------ Dataset

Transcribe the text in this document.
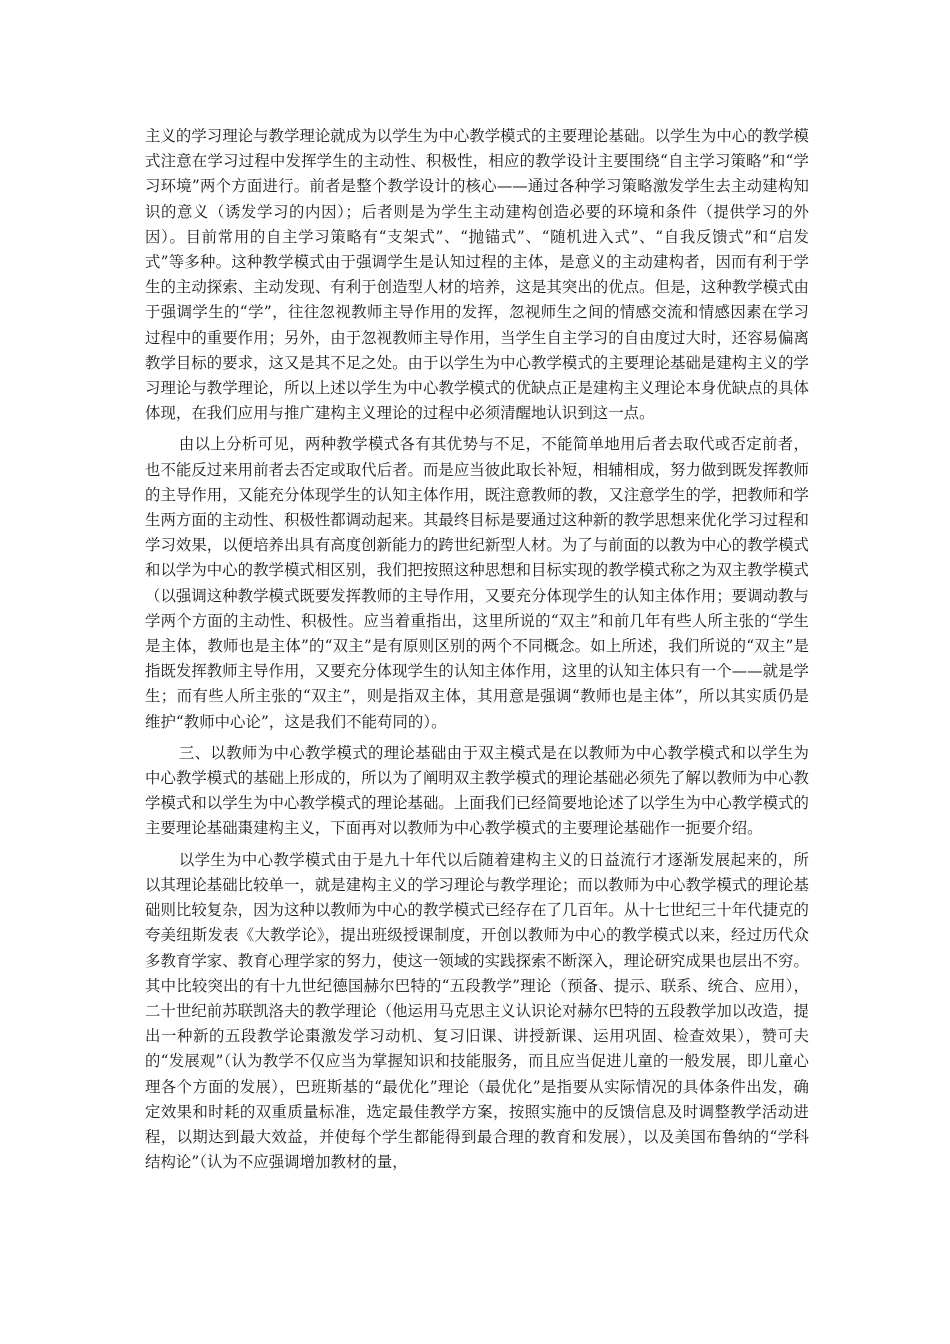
主义的学习理论与教学理论就成为以学生为中心教学模式的主要理论基础。以学生为中心的教学模式注意在学习过程中发挥学生的主动性、积极性，相应的教学设计主要围绕“自主学习策略”和“学习环境”两个方面进行。前者是整个教学设计的核心——通过各种学习策略激发学生去主动建构知识的意义（诱发学习的内因）；后者则是为学生主动建构创造必要的环境和条件（提供学习的外因）。目前常用的自主学习策略有“支架式”、“抛锚式”、“随机进入式”、“自我反馈式”和“启发式”等多种。这种教学模式由于强调学生是认知过程的主体，是意义的主动建构者，因而有利于学生的主动探索、主动发现、有利于创造型人材的培养，这是其突出的优点。但是，这种教学模式由于强调学生的“学”，往往忽视教师主导作用的发挥，忽视师生之间的情感交流和情感因素在学习过程中的重要作用；另外，由于忽视教师主导作用，当学生自主学习的自由度过大时，还容易偏离教学目标的要求，这又是其不足之处。由于以学生为中心教学模式的主要理论基础是建构主义的学习理论与教学理论，所以上述以学生为中心教学模式的优缺点正是建构主义理论本身优缺点的具体体现，在我们应用与推广建构主义理论的过程中必须清醒地认识到这一点。

由以上分析可见，两种教学模式各有其优势与不足，不能简单地用后者去取代或否定前者，也不能反过来用前者去否定或取代后者。而是应当彼此取长补短，相辅相成，努力做到既发挥教师的主导作用，又能充分体现学生的认知主体作用，既注意教师的教，又注意学生的学，把教师和学生两方面的主动性、积极性都调动起来。其最终目标是要通过这种新的教学思想来优化学习过程和学习效果，以便培养出具有高度创新能力的跨世纪新型人材。为了与前面的以教为中心的教学模式和以学为中心的教学模式相区别，我们把按照这种思想和目标实现的教学模式称之为双主教学模式（以强调这种教学模式既要发挥教师的主导作用，又要充分体现学生的认知主体作用；要调动教与学两个方面的主动性、积极性。应当着重指出，这里所说的“双主”和前几年有些人所主张的“学生是主体，教师也是主体”的“双主”是有原则区别的两个不同概念。如上所述，我们所说的“双主”是指既发挥教师主导作用，又要充分体现学生的认知主体作用，这里的认知主体只有一个——就是学生；而有些人所主张的“双主”，则是指双主体，其用意是强调“教师也是主体”，所以其实质仍是维护“教师中心论”，这是我们不能苟同的）。

三、以教师为中心教学模式的理论基础由于双主模式是在以教师为中心教学模式和以学生为中心教学模式的基础上形成的，所以为了阐明双主教学模式的理论基础必须先了解以教师为中心教学模式和以学生为中心教学模式的理论基础。上面我们已经简要地论述了以学生为中心教学模式的主要理论基础棗建构主义，下面再对以教师为中心教学模式的主要理论基础作一扼要介绍。

以学生为中心教学模式由于是九十年代以后随着建构主义的日益流行才逐渐发展起来的，所以其理论基础比较单一，就是建构主义的学习理论与教学理论；而以教师为中心教学模式的理论基础则比较复杂，因为这种以教师为中心的教学模式已经存在了几百年。从十七世纪三十年代捷克的夸美纽斯发表《大教学论》，提出班级授课制度，开创以教师为中心的教学模式以来，经过历代众多教育学家、教育心理学家的努力，使这一领域的实践探索不断深入，理论研究成果也层出不穷。其中比较突出的有十九世纪德国赫尔巴特的“五段教学”理论（预备、提示、联系、统合、应用），二十世纪前苏联凯洛夫的教学理论（他运用马克思主义认识论对赫尔巴特的五段教学加以改造，提出一种新的五段教学论棗激发学习动机、复习旧课、讲授新课、运用巩固、检查效果），赞可夫的“发展观”（认为教学不仅应当为掌握知识和技能服务，而且应当促进儿童的一般发展，即儿童心理各个方面的发展），巴班斯基的“最优化”理论（最优化”是指要从实际情况的具体条件出发，确定效果和时耗的双重质量标准，选定最佳教学方案，按照实施中的反馈信息及时调整教学活动进程，以期达到最大效益，并使每个学生都能得到最合理的教育和发展），以及美国布鲁纳的“学科结构论”（认为不应强调增加教材的量，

------------

◆ Written exercise ◆
Leave out the pictures and output every record above precisely as given.

◆ Result of the task ◆
Transcribe the text in this document.
主义的学习理论与教学理论就成为以学生为中心教学模式的主要理论基础。以学生为中心的教学模式注意在学习过程中发挥学生的主动性、积极性，相应的教学设计主要围绕“自主学习策略”和“学习环境”两个方面进行。前者是整个教学设计的核心——通过各种学习策略激发学生去主动建构知识的意义（诱发学习的内因）；后者则是为学生主动建构创造必要的环境和条件（提供学习的外因）。目前常用的自主学习策略有“支架式”、“抛锚式”、“随机进入式”、“自我反馈式”和“启发式”等多种。这种教学模式由于强调学生是认知过程的主体，是意义的主动建构者，因而有利于学生的主动探索、主动发现、有利于创造型人材的培养，这是其突出的优点。但是，这种教学模式由于强调学生的“学”，往往忽视教师主导作用的发挥，忽视师生之间的情感交流和情感因素在学习过程中的重要作用；另外，由于忽视教师主导作用，当学生自主学习的自由度过大时，还容易偏离教学目标的要求，这又是其不足之处。由于以学生为中心教学模式的主要理论基础是建构主义的学习理论与教学理论，所以上述以学生为中心教学模式的优缺点正是建构主义理论本身优缺点的具体体现，在我们应用与推广建构主义理论的过程中必须清醒地认识到这一点。

由以上分析可见，两种教学模式各有其优势与不足，不能简单地用后者去取代或否定前者，也不能反过来用前者去否定或取代后者。而是应当彼此取长补短，相辅相成，努力做到既发挥教师的主导作用，又能充分体现学生的认知主体作用，既注意教师的教，又注意学生的学，把教师和学生两方面的主动性、积极性都调动起来。其最终目标是要通过这种新的教学思想来优化学习过程和学习效果，以便培养出具有高度创新能力的跨世纪新型人材。为了与前面的以教为中心的教学模式和以学为中心的教学模式相区别，我们把按照这种思想和目标实现的教学模式称之为双主教学模式（以强调这种教学模式既要发挥教师的主导作用，又要充分体现学生的认知主体作用；要调动教与学两个方面的主动性、积极性。应当着重指出，这里所说的“双主”和前几年有些人所主张的“学生是主体，教师也是主体”的“双主”是有原则区别的两个不同概念。如上所述，我们所说的“双主”是指既发挥教师主导作用，又要充分体现学生的认知主体作用，这里的认知主体只有一个——就是学生；而有些人所主张的“双主”，则是指双主体，其用意是强调“教师也是主体”，所以其实质仍是维护“教师中心论”，这是我们不能苟同的）。

三、以教师为中心教学模式的理论基础由于双主模式是在以教师为中心教学模式和以学生为中心教学模式的基础上形成的，所以为了阐明双主教学模式的理论基础必须先了解以教师为中心教学模式和以学生为中心教学模式的理论基础。上面我们已经简要地论述了以学生为中心教学模式的主要理论基础棗建构主义，下面再对以教师为中心教学模式的主要理论基础作一扼要介绍。

以学生为中心教学模式由于是九十年代以后随着建构主义的日益流行才逐渐发展起来的，所以其理论基础比较单一，就是建构主义的学习理论与教学理论；而以教师为中心教学模式的理论基础则比较复杂，因为这种以教师为中心的教学模式已经存在了几百年。从十七世纪三十年代捷克的夸美纽斯发表《大教学论》，提出班级授课制度，开创以教师为中心的教学模式以来，经过历代众多教育学家、教育心理学家的努力，使这一领域的实践探索不断深入，理论研究成果也层出不穷。其中比较突出的有十九世纪德国赫尔巴特的“五段教学”理论（预备、提示、联系、统合、应用），二十世纪前苏联凯洛夫的教学理论（他运用马克思主义认识论对赫尔巴特的五段教学加以改造，提出一种新的五段教学论棗激发学习动机、复习旧课、讲授新课、运用巩固、检查效果），赞可夫的“发展观”（认为教学不仅应当为掌握知识和技能服务，而且应当促进儿童的一般发展，即儿童心理各个方面的发展），巴班斯基的“最优化”理论（最优化”是指要从实际情况的具体条件出发，确定效果和时耗的双重质量标准，选定最佳教学方案，按照实施中的反馈信息及时调整教学活动进程，以期达到最大效益，并使每个学生都能得到最合理的教育和发展），以及美国布鲁纳的“学科结构论”（认为不应强调增加教材的量，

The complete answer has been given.